**Exercise objective**: For each line that holds "name", copy the line out.

**Given records**:
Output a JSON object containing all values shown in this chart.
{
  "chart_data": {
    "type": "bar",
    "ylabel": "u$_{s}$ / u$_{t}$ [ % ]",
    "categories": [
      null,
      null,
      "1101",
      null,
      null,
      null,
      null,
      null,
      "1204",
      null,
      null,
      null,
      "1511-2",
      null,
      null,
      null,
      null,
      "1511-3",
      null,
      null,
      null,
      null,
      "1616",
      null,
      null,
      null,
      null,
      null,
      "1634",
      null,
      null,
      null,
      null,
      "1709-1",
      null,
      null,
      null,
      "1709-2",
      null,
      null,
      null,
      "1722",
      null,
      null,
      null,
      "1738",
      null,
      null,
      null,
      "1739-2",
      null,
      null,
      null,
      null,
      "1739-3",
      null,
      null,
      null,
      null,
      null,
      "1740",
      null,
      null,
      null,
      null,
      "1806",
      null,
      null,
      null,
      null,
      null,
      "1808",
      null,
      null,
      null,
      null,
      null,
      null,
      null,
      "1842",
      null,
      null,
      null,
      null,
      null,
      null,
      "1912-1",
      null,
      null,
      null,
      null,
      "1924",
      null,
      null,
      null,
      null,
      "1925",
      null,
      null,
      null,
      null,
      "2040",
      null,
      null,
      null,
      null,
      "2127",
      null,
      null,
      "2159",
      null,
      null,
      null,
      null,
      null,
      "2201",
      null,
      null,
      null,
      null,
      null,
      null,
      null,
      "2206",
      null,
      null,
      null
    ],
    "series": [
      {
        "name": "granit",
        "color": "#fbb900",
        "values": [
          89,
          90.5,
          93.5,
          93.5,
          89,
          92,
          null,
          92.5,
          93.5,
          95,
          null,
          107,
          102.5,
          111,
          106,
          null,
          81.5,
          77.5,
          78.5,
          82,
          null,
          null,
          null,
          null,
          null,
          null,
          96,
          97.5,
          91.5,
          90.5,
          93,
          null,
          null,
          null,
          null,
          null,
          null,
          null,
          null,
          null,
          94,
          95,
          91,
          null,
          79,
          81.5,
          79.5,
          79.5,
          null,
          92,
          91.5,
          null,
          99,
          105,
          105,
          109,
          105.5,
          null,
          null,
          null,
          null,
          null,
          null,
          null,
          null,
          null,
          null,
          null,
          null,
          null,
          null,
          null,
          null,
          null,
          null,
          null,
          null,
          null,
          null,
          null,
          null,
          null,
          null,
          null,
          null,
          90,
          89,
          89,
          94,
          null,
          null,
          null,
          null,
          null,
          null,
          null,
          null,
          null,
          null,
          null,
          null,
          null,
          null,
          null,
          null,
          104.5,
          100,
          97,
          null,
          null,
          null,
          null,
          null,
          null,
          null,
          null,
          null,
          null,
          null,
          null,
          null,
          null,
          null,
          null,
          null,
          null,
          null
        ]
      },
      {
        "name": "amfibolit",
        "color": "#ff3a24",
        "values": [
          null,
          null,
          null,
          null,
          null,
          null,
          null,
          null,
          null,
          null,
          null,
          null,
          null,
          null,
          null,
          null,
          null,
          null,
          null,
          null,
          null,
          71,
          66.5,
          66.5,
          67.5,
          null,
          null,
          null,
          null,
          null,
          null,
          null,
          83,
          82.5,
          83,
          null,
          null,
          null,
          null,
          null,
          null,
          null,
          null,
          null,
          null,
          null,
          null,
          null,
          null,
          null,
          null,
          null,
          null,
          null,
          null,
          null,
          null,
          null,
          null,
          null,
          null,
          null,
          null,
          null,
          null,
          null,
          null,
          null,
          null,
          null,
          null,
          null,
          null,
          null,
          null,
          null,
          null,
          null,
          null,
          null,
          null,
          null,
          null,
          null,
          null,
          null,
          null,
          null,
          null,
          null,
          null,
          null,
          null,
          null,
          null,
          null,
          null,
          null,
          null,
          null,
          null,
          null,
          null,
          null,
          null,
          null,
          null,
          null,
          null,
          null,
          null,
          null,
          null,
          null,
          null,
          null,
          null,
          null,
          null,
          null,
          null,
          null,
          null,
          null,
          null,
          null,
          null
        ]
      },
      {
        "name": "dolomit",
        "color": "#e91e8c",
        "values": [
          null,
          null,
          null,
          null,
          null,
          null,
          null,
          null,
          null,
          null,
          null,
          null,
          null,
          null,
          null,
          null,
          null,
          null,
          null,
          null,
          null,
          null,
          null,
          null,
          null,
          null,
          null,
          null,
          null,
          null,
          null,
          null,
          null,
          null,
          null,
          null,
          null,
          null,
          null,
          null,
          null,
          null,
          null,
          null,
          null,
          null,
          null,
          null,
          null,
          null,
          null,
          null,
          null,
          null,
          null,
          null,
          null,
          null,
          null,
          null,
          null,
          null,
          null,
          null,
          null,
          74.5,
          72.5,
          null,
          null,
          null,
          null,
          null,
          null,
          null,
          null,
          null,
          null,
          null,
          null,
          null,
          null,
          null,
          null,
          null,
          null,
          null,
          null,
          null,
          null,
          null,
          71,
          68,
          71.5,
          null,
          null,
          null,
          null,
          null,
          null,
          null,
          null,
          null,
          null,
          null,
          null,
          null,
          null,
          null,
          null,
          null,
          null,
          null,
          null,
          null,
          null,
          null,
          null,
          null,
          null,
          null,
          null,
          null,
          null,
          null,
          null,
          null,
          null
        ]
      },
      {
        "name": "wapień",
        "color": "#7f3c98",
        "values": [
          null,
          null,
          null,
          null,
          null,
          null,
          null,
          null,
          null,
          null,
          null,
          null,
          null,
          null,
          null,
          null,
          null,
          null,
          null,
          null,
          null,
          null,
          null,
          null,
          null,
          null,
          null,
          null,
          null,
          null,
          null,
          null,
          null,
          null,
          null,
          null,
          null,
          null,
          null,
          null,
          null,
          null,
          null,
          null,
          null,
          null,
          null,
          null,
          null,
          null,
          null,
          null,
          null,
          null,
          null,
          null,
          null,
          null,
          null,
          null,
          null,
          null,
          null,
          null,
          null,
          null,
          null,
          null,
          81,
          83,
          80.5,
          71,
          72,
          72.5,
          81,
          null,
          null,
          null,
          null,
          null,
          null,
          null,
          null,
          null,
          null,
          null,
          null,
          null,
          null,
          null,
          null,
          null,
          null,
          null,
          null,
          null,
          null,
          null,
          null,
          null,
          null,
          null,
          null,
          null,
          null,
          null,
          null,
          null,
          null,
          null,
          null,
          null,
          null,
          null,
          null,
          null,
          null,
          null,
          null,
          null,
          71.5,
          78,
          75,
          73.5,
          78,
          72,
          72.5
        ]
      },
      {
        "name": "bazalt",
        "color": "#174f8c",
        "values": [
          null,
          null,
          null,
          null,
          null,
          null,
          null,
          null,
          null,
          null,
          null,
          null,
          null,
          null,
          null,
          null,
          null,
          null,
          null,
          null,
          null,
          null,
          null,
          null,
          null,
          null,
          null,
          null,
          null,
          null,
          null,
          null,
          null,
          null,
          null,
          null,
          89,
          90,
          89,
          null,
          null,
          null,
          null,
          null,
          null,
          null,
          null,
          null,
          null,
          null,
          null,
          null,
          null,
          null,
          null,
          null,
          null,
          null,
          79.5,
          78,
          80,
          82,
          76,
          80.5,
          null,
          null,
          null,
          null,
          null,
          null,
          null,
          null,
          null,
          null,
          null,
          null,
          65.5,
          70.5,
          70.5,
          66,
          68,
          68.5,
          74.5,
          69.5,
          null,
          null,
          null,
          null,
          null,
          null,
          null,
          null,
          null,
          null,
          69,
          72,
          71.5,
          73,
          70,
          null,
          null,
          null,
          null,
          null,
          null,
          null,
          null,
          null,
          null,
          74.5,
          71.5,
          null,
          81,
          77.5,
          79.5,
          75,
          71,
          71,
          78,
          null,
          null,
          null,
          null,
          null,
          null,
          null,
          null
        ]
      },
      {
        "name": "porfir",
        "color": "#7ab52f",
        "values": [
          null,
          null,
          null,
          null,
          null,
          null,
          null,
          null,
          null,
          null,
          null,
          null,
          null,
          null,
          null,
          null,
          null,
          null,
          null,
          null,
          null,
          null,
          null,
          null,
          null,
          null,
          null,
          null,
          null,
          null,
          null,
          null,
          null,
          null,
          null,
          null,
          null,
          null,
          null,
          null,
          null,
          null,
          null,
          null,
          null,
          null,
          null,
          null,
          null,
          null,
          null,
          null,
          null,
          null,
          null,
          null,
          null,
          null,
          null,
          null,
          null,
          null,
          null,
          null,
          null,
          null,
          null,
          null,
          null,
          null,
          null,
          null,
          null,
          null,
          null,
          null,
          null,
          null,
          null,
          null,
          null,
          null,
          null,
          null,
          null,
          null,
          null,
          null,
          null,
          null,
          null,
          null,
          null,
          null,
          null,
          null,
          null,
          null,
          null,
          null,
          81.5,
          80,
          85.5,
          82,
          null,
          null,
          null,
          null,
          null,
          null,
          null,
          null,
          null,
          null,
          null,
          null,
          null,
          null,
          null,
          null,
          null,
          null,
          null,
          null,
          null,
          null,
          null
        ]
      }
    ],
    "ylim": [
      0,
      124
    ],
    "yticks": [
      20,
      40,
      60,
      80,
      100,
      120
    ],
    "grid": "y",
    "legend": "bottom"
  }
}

**Task response**:
        "name": "granit",
        "name": "amfibolit",
        "name": "dolomit",
        "name": "wapień",
        "name": "bazalt",
        "name": "porfir",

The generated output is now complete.